◆ WORK INSTRUCTIONS:
1 – According to the court opinion passage about the police stop, what kind of car was the only other car pulled over while the lookouts were in play?
2 – Pick up the court opinion passage about the police stop right after its last sentence and keep writing.

-- START OF SELECTED PASSAGE --

Second, the above description does not take into account additional details known to the police that matched the car that Officer Klipa spotted at Fifth and D *116Streets, N.E. Specifically, the police had also learned that the white car that was “possibly a Mercury Sable” was an older four-door model.4 Although the record does not establish conclusively whether Officer Klipa knew of this information or which lookouts—or parts thereof—-he heard over the MPD radio, this court has held that even when officers making a stop “did not themselves possess sufficient information to justify a Terry stop,” the collective knowledge of the police “provided the requisite reasonable grounds for the stop.” In re M.E.B., 638 A.2d 1123, 1129, 1131 (D.C. 1993) (also stating that “[t]he collective knowledge doctrine is firmly established in this jurisdiction in a line of cases going back at least thirty years” (internal quotation marks omitted)).
Third, the reasoning of the majority is premised in part on the supposition that there was a substantial probability that other similar white older American cars were being driven south on that street at that very time and place. That assumption does not contribute to a basis for a reversal. Fifth Street, N.E., at that point is a street in a residential neighborhood, rather than a thoroughfare, even though it may be proximate to “the busy H Street corridor.” Majority Op. at 113. Moreover, there is no reason to conclude based on the record or on common knowledge that older midsized white American sedans like a Sable or a Lumina with tinted windows and four doors constituted a sizeable percentage of cars traveling south in that place and at that time of day. Cars of American makes constitute only a portion of the cars seen driving on the streets of the District of Columbia, and older white American sedans with tinted windows and four doors are only a subset of such vehicles.
Fourth, only one other car was stopped during the minutes that the lookouts were in play, and that car was a Toyota Camry. No other American car was puiled over during the so-called “dragnet.” This fact too supports a conclusion that the police response to two street robberies was reasonable.
B.
The majority cites the opinion of the Maryland Court of Appeals in Cartnail v. State, 359 Md. 272, 753 A.2d 519, 531 (2000), in support of its decision to “reject the idea that the designation of a ‘white Mercury Sable’• as the getaway car provides police with sufficient particularized suspicion to justify the stop of any white ‘American sedan.’ ” Majority Op. at 109-10 The stark contrast between the facts in Cartnail and those in this case serves to demonstrate why the stop of the car involved here was in accordance with law.

-- END OF SELECTED PASSAGE --
-- START OF DATASET RECORDS --

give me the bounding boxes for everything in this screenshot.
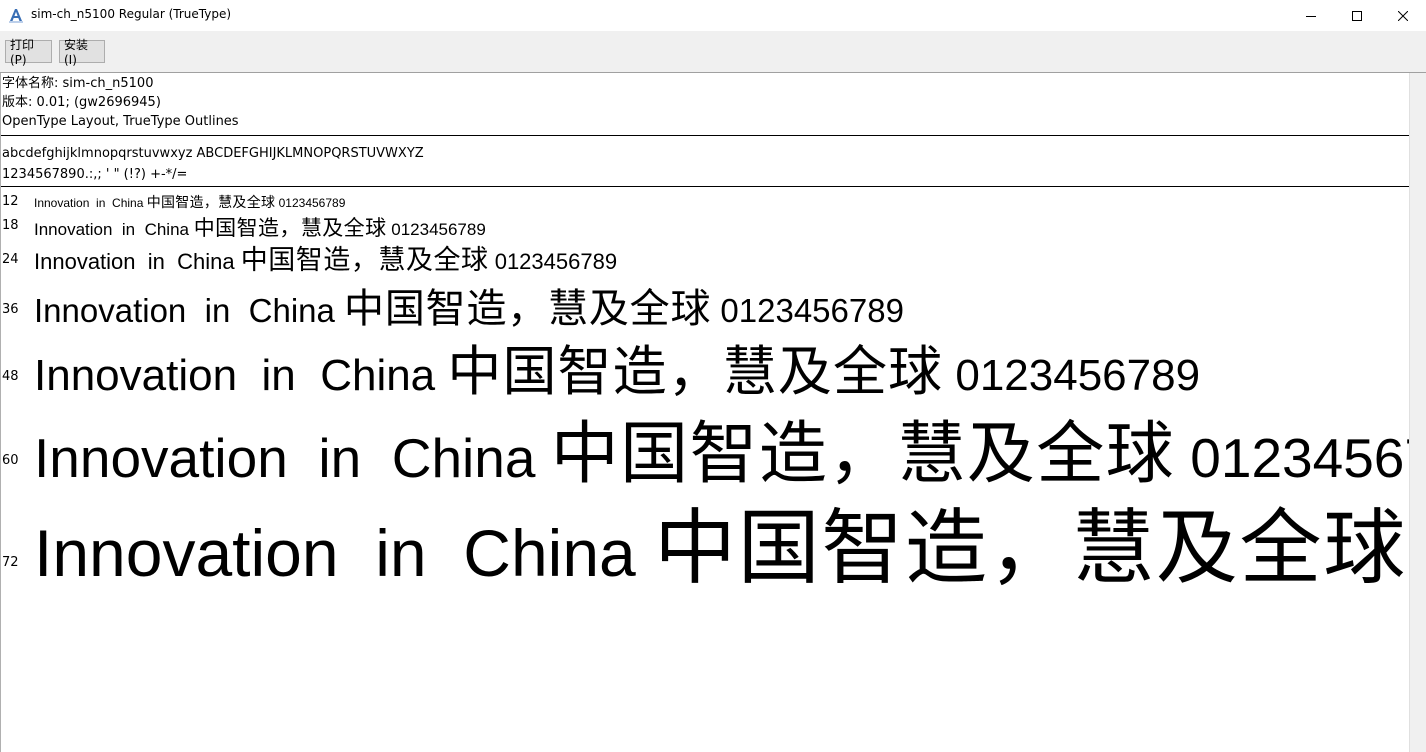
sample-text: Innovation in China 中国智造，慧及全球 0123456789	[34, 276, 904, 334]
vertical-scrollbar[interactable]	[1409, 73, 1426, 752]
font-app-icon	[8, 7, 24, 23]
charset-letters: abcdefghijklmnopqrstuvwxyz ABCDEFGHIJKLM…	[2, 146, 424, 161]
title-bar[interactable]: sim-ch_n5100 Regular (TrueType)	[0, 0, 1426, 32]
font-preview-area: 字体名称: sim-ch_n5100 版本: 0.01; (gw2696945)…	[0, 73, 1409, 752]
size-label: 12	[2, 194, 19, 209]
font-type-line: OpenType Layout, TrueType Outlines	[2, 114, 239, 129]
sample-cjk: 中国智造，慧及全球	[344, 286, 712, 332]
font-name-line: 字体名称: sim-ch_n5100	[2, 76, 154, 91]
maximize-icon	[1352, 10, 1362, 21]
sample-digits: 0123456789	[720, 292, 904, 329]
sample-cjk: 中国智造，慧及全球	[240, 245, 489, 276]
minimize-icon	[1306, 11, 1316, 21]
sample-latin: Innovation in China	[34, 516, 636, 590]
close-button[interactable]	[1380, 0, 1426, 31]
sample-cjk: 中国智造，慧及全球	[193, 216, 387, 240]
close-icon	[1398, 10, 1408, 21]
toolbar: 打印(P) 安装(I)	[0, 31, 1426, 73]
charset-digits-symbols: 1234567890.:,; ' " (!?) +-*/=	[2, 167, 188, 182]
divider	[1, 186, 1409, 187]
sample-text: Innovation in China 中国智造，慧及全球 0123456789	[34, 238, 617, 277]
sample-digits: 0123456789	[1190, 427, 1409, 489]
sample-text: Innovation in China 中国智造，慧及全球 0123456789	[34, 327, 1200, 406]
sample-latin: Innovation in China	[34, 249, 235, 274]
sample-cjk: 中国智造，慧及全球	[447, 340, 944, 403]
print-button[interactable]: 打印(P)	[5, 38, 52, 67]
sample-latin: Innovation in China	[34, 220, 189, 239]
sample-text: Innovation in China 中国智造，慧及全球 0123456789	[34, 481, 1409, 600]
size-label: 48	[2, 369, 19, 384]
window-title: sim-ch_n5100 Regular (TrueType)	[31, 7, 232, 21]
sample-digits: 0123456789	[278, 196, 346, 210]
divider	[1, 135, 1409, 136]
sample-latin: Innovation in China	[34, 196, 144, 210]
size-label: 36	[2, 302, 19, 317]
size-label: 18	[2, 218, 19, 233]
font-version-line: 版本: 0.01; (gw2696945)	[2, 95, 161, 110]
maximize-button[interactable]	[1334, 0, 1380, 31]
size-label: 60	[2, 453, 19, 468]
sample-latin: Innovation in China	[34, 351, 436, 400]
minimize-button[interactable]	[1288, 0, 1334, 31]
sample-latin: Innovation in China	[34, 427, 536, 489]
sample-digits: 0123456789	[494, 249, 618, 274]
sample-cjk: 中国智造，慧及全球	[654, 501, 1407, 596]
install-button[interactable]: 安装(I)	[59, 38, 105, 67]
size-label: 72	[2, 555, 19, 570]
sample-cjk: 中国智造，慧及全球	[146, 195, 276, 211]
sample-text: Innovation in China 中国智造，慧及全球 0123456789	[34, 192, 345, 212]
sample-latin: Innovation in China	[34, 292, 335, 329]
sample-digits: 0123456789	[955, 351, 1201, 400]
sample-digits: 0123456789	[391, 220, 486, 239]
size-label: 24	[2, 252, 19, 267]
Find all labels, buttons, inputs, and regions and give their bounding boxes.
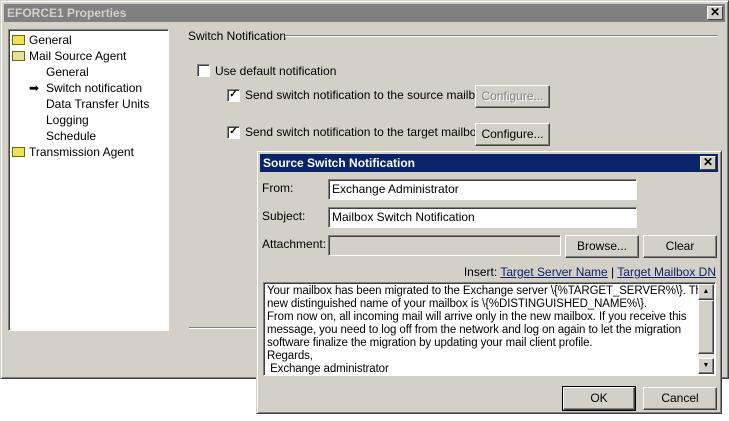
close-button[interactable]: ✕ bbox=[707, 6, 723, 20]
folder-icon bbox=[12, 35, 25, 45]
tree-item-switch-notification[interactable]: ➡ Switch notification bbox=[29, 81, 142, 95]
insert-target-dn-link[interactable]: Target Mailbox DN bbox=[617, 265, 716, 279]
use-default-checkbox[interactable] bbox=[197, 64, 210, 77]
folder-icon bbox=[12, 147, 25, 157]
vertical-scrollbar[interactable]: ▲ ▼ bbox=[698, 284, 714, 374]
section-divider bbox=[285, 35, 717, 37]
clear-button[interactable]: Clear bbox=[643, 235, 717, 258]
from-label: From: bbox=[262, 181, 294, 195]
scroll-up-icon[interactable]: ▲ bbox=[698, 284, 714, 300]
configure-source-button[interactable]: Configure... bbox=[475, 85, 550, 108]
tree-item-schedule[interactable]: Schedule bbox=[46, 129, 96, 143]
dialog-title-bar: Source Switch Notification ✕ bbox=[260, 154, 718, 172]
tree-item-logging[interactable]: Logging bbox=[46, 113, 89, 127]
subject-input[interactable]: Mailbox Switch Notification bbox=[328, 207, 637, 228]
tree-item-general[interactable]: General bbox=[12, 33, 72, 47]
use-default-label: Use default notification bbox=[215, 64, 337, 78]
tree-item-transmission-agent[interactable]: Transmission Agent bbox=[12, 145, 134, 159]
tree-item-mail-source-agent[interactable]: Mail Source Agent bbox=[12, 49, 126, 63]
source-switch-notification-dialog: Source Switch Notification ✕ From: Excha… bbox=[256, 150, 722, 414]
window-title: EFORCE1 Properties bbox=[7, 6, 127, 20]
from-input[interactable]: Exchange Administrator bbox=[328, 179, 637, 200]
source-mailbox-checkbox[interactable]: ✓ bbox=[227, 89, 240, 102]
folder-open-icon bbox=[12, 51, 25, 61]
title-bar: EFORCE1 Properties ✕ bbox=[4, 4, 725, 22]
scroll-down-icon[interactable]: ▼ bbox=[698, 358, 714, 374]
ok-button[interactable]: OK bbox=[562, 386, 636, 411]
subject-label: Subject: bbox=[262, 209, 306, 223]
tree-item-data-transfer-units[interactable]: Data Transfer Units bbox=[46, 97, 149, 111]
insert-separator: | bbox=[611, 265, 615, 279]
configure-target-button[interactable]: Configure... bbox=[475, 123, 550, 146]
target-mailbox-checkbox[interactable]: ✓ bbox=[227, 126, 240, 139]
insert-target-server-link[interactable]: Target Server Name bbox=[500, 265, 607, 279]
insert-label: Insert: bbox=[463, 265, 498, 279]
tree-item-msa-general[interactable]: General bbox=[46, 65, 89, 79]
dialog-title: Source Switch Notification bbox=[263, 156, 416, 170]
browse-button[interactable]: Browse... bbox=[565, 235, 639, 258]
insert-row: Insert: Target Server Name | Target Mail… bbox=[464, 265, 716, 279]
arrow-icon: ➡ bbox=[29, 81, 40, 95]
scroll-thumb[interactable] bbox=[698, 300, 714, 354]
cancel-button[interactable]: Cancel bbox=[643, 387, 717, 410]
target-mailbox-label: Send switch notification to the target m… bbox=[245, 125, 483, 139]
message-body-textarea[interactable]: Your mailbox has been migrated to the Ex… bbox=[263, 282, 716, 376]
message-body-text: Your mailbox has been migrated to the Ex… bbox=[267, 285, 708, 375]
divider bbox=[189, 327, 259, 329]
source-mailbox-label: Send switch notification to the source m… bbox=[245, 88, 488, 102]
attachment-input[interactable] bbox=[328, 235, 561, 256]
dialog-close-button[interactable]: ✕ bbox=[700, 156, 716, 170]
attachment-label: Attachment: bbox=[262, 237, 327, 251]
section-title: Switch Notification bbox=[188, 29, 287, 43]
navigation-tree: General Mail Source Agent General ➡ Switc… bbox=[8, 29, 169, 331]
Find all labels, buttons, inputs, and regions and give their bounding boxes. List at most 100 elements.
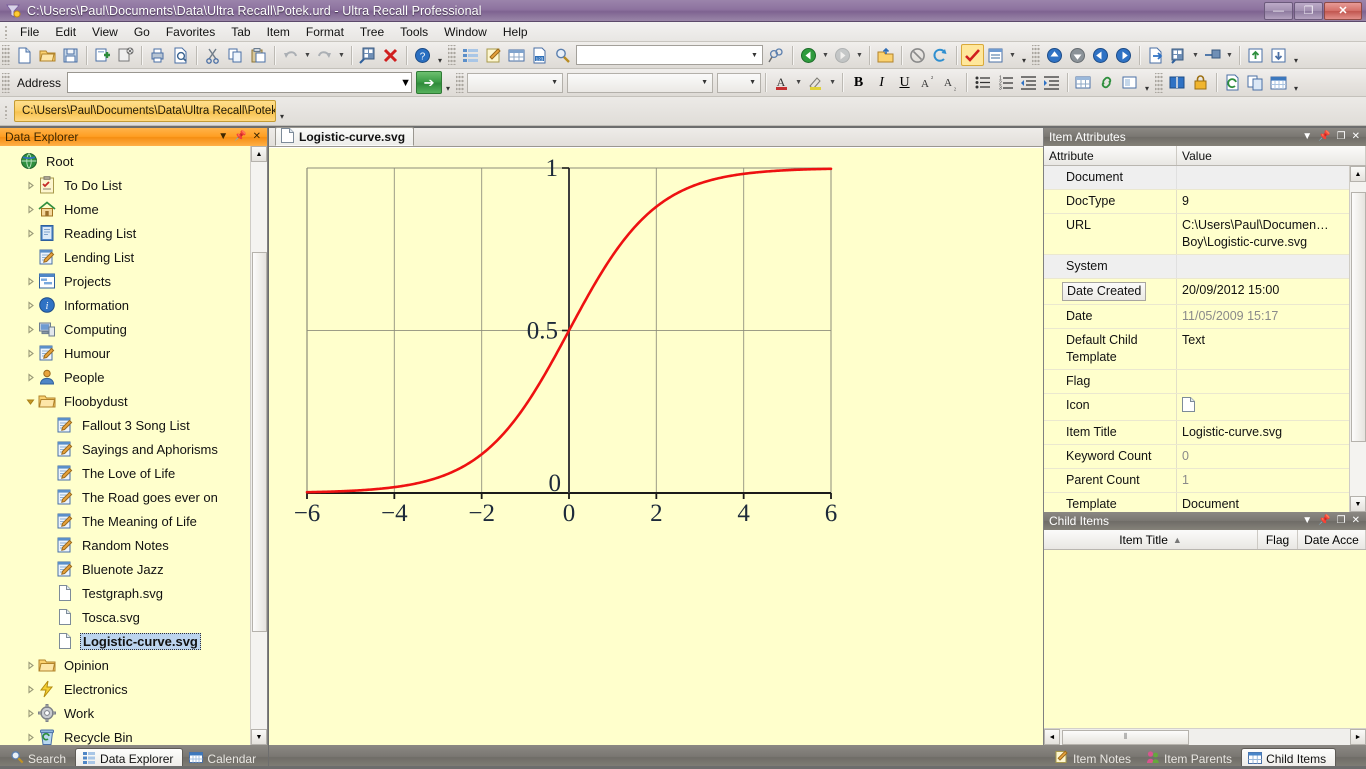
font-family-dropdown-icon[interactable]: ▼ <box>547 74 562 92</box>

-- END OF DATASET RECORDS --

◆ EXPECTED RESPONSES:
1 – A Toyota Camry.

2 –
Cartnail dealt with the stop of a gold-colored Nissan by Frederick, Maryland, police who received a report that a motel in that city had been robbed and that three suspects were fleeing from the scene of the robbery “in an unknown direction driving a gold or tan Mazda.” Id. at 522. More than an hour and fifteen minutes after the robbery police stopped a gold-colored Nissan with two occupants in a different part of the city about two miles from the scene of the robbery. Id. at 522 n.1, 524. The court rejected the state’s argument that the description of the make and color of the vehicle sufficiently nar*117rowed the group of travelers who might be suspected.
In doing so, the court stressed the importance of the large size of the area in which the suspects might have been found one hour and fifteen minutes after the robbery, and also pointed out that LaFave “has noted that a significant difference exists between spotting a suspect within minutes of a crime, as opposed to an hour later, because “the time and spatial relar tion of the ‘stop’ to th'e crime’ is an important consideration in determining the lawfulness of the stop.’” Id. at 531-32 (quoting 4 Wayne R. Lafave, Search and Seizure: A Treatise on the Fourth Amendment § 9.4 (g), at 204 (3d ed. 1996 and 2000 Supp.)).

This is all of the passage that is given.